=== Your task ===
Copy all the data exactly, except the pictures.
— start of The records —
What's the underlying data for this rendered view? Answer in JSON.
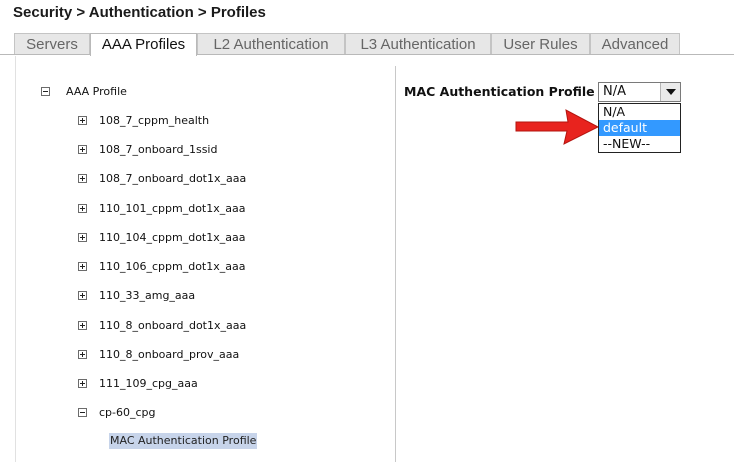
{
  "breadcrumb": "Security > Authentication > Profiles",
  "tabs": [
    "Servers",
    "AAA Profiles",
    "L2 Authentication",
    "L3 Authentication",
    "User Rules",
    "Advanced"
  ],
  "active_tab": "AAA Profiles",
  "tree": {
    "root_label": "AAA Profile",
    "items": [
      "108_7_cppm_health",
      "108_7_onboard_1ssid",
      "108_7_onboard_dot1x_aaa",
      "110_101_cppm_dot1x_aaa",
      "110_104_cppm_dot1x_aaa",
      "110_106_cppm_dot1x_aaa",
      "110_33_amg_aaa",
      "110_8_onboard_dot1x_aaa",
      "110_8_onboard_prov_aaa",
      "111_109_cpg_aaa",
      "cp-60_cpg"
    ],
    "child_label": "MAC Authentication Profile"
  },
  "detail": {
    "field_label": "MAC Authentication Profile >",
    "selected_value": "N/A",
    "options": [
      "N/A",
      "default",
      "--NEW--"
    ],
    "highlighted_option": "default"
  },
  "colors": {
    "arrow": "#e8231e",
    "highlight": "#3399ff",
    "selected_node": "#c7d4ea"
  }
}
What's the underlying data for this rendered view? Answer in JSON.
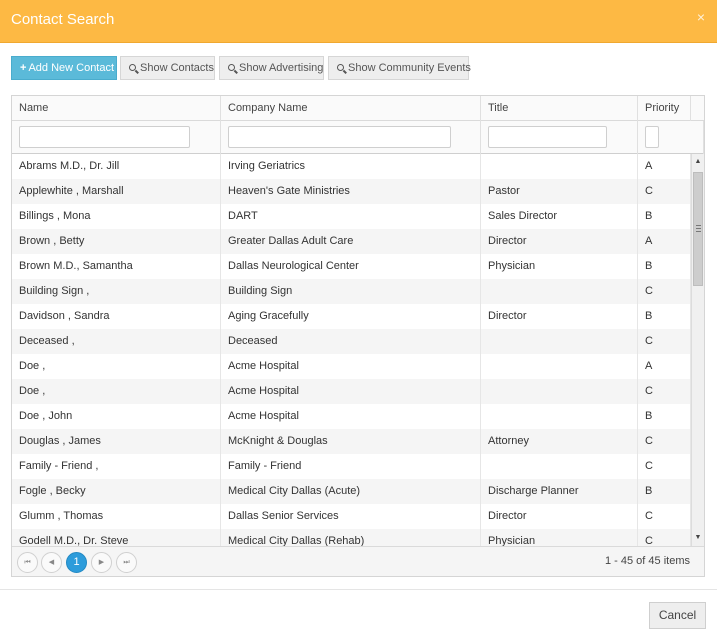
{
  "dialog": {
    "title": "Contact Search",
    "close_glyph": "×"
  },
  "toolbar": {
    "add_label": "Add New Contact",
    "show_contacts_label": "Show Contacts",
    "show_advertising_label": "Show Advertising",
    "show_events_label": "Show Community Events"
  },
  "grid": {
    "columns": [
      "Name",
      "Company Name",
      "Title",
      "Priority"
    ],
    "filters": {
      "name": "",
      "company": "",
      "title": "",
      "priority": ""
    },
    "rows": [
      [
        "Abrams M.D., Dr. Jill",
        "Irving Geriatrics",
        "",
        "A"
      ],
      [
        "Applewhite , Marshall",
        "Heaven's Gate Ministries",
        "Pastor",
        "C"
      ],
      [
        "Billings , Mona",
        "DART",
        "Sales Director",
        "B"
      ],
      [
        "Brown , Betty",
        "Greater Dallas Adult Care",
        "Director",
        "A"
      ],
      [
        "Brown M.D., Samantha",
        "Dallas Neurological Center",
        "Physician",
        "B"
      ],
      [
        "Building Sign ,",
        "Building Sign",
        "",
        "C"
      ],
      [
        "Davidson , Sandra",
        "Aging Gracefully",
        "Director",
        "B"
      ],
      [
        "Deceased ,",
        "Deceased",
        "",
        "C"
      ],
      [
        "Doe ,",
        "Acme Hospital",
        "",
        "A"
      ],
      [
        "Doe ,",
        "Acme Hospital",
        "",
        "C"
      ],
      [
        "Doe , John",
        "Acme Hospital",
        "",
        "B"
      ],
      [
        "Douglas , James",
        "McKnight & Douglas",
        "Attorney",
        "C"
      ],
      [
        "Family - Friend ,",
        "Family - Friend",
        "",
        "C"
      ],
      [
        "Fogle , Becky",
        "Medical City Dallas (Acute)",
        "Discharge Planner",
        "B"
      ],
      [
        "Glumm , Thomas",
        "Dallas Senior Services",
        "Director",
        "C"
      ],
      [
        "Godell M.D., Dr. Steve",
        "Medical City Dallas (Rehab)",
        "Physician",
        "C"
      ]
    ]
  },
  "pager": {
    "current_page": "1",
    "info": "1 - 45 of 45 items"
  },
  "footer": {
    "cancel_label": "Cancel"
  },
  "colors": {
    "title_bar": "#fdb944",
    "primary_button": "#5bbad9",
    "active_page": "#2d9cdb"
  }
}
— end of The records —
=== Answer to this problem ===
What's the underlying data for this rendered view? Answer in JSON.
{
  "breadcrumb": "Security > Authentication > Profiles",
  "tabs": [
    "Servers",
    "AAA Profiles",
    "L2 Authentication",
    "L3 Authentication",
    "User Rules",
    "Advanced"
  ],
  "active_tab": "AAA Profiles",
  "tree": {
    "root_label": "AAA Profile",
    "items": [
      "108_7_cppm_health",
      "108_7_onboard_1ssid",
      "108_7_onboard_dot1x_aaa",
      "110_101_cppm_dot1x_aaa",
      "110_104_cppm_dot1x_aaa",
      "110_106_cppm_dot1x_aaa",
      "110_33_amg_aaa",
      "110_8_onboard_dot1x_aaa",
      "110_8_onboard_prov_aaa",
      "111_109_cpg_aaa",
      "cp-60_cpg"
    ],
    "child_label": "MAC Authentication Profile"
  },
  "detail": {
    "field_label": "MAC Authentication Profile >",
    "selected_value": "N/A",
    "options": [
      "N/A",
      "default",
      "--NEW--"
    ],
    "highlighted_option": "default"
  },
  "colors": {
    "arrow": "#e8231e",
    "highlight": "#3399ff",
    "selected_node": "#c7d4ea"
  }
}
What's the underlying data for this rendered view? Answer in JSON.
{
  "dialog": {
    "title": "Contact Search",
    "close_glyph": "×"
  },
  "toolbar": {
    "add_label": "Add New Contact",
    "show_contacts_label": "Show Contacts",
    "show_advertising_label": "Show Advertising",
    "show_events_label": "Show Community Events"
  },
  "grid": {
    "columns": [
      "Name",
      "Company Name",
      "Title",
      "Priority"
    ],
    "filters": {
      "name": "",
      "company": "",
      "title": "",
      "priority": ""
    },
    "rows": [
      [
        "Abrams M.D., Dr. Jill",
        "Irving Geriatrics",
        "",
        "A"
      ],
      [
        "Applewhite , Marshall",
        "Heaven's Gate Ministries",
        "Pastor",
        "C"
      ],
      [
        "Billings , Mona",
        "DART",
        "Sales Director",
        "B"
      ],
      [
        "Brown , Betty",
        "Greater Dallas Adult Care",
        "Director",
        "A"
      ],
      [
        "Brown M.D., Samantha",
        "Dallas Neurological Center",
        "Physician",
        "B"
      ],
      [
        "Building Sign ,",
        "Building Sign",
        "",
        "C"
      ],
      [
        "Davidson , Sandra",
        "Aging Gracefully",
        "Director",
        "B"
      ],
      [
        "Deceased ,",
        "Deceased",
        "",
        "C"
      ],
      [
        "Doe ,",
        "Acme Hospital",
        "",
        "A"
      ],
      [
        "Doe ,",
        "Acme Hospital",
        "",
        "C"
      ],
      [
        "Doe , John",
        "Acme Hospital",
        "",
        "B"
      ],
      [
        "Douglas , James",
        "McKnight & Douglas",
        "Attorney",
        "C"
      ],
      [
        "Family - Friend ,",
        "Family - Friend",
        "",
        "C"
      ],
      [
        "Fogle , Becky",
        "Medical City Dallas (Acute)",
        "Discharge Planner",
        "B"
      ],
      [
        "Glumm , Thomas",
        "Dallas Senior Services",
        "Director",
        "C"
      ],
      [
        "Godell M.D., Dr. Steve",
        "Medical City Dallas (Rehab)",
        "Physician",
        "C"
      ]
    ]
  },
  "pager": {
    "current_page": "1",
    "info": "1 - 45 of 45 items"
  },
  "footer": {
    "cancel_label": "Cancel"
  },
  "colors": {
    "title_bar": "#fdb944",
    "primary_button": "#5bbad9",
    "active_page": "#2d9cdb"
  }
}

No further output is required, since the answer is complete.